───── Provided entries
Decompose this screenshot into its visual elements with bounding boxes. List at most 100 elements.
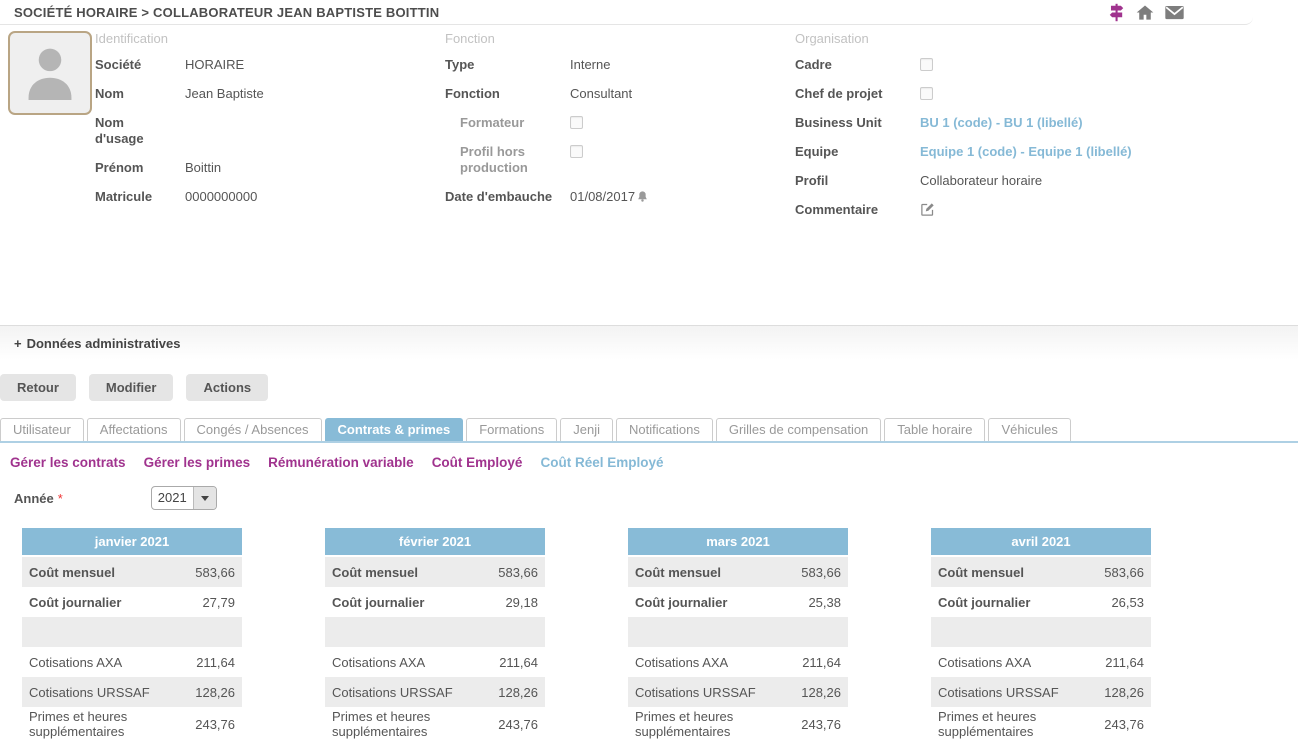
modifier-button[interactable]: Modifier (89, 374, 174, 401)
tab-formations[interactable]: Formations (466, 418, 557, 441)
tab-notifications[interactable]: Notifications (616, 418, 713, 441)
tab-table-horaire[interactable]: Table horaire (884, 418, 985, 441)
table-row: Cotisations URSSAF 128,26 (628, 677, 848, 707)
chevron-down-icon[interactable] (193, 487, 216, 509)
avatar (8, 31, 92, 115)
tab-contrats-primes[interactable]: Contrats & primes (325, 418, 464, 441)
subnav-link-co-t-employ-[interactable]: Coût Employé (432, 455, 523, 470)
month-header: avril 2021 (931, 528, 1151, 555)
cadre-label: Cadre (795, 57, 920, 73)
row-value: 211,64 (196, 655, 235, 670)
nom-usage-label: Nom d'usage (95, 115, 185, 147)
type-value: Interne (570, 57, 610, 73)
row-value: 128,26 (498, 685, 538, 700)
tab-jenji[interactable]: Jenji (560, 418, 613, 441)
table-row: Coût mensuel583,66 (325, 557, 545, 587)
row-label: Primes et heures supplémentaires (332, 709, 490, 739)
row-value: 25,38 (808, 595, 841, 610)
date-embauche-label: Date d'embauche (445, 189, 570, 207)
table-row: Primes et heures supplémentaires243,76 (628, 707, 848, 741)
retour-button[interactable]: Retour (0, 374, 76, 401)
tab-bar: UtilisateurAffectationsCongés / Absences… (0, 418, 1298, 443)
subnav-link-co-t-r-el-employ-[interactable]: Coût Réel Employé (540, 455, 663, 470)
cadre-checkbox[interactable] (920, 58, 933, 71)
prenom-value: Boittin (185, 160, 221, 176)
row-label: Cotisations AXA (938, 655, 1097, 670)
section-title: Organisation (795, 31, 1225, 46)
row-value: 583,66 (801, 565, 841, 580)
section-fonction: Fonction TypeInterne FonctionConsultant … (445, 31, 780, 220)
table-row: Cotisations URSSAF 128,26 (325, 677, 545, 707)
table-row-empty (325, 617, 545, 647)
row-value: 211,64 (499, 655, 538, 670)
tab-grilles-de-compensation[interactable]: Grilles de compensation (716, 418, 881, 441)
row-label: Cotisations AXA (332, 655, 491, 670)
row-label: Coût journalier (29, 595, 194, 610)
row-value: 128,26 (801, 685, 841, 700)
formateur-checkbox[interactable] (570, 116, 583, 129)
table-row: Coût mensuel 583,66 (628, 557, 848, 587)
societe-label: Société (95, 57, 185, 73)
──────────
### Goal
Repeat every one of these lines word for word, leaving out the pictures.

### Answer for this exercise
Decompose this screenshot into its visual elements with bounding boxes. List at most 100 elements.
modifier-button[interactable]: Modifier (89, 374, 174, 401)
tab-formations[interactable]: Formations (466, 418, 557, 441)
tab-notifications[interactable]: Notifications (616, 418, 713, 441)
tab-table-horaire[interactable]: Table horaire (884, 418, 985, 441)
table-row: Cotisations URSSAF 128,26 (628, 677, 848, 707)
chevron-down-icon[interactable] (193, 487, 216, 509)
avatar (8, 31, 92, 115)
tab-contrats-primes[interactable]: Contrats & primes (325, 418, 464, 441)
subnav-link-co-t-employ-[interactable]: Coût Employé (432, 455, 523, 470)
month-header: avril 2021 (931, 528, 1151, 555)
cadre-label: Cadre (795, 57, 920, 73)
row-value: 211,64 (196, 655, 235, 670)
nom-usage-label: Nom d'usage (95, 115, 185, 147)
type-value: Interne (570, 57, 610, 73)
row-value: 128,26 (498, 685, 538, 700)
tab-jenji[interactable]: Jenji (560, 418, 613, 441)
table-row: Coût mensuel583,66 (325, 557, 545, 587)
row-label: Primes et heures supplémentaires (332, 709, 490, 739)
row-value: 25,38 (808, 595, 841, 610)
date-embauche-label: Date d'embauche (445, 189, 570, 207)
table-row: Primes et heures supplémentaires243,76 (628, 707, 848, 741)
retour-button[interactable]: Retour (0, 374, 76, 401)
tab-bar: UtilisateurAffectationsCongés / Absences… (0, 418, 1298, 443)
subnav-link-co-t-r-el-employ-[interactable]: Coût Réel Employé (540, 455, 663, 470)
cadre-checkbox[interactable] (920, 58, 933, 71)
prenom-value: Boittin (185, 160, 221, 176)
row-label: Cotisations AXA (938, 655, 1097, 670)
section-title: Organisation (795, 31, 1225, 46)
row-value: 583,66 (801, 565, 841, 580)
section-fonction: Fonction TypeInterne FonctionConsultant … (445, 31, 780, 220)
table-row: Cotisations URSSAF 128,26 (325, 677, 545, 707)
table-row-empty (325, 617, 545, 647)
row-value: 211,64 (499, 655, 538, 670)
tab-grilles-de-compensation[interactable]: Grilles de compensation (716, 418, 881, 441)
row-label: Cotisations AXA (332, 655, 491, 670)
row-label: Coût journalier (29, 595, 194, 610)
row-value: 128,26 (801, 685, 841, 700)
formateur-checkbox[interactable] (570, 116, 583, 129)
table-row: Coût mensuel 583,66 (628, 557, 848, 587)
societe-label: Société (95, 57, 185, 73)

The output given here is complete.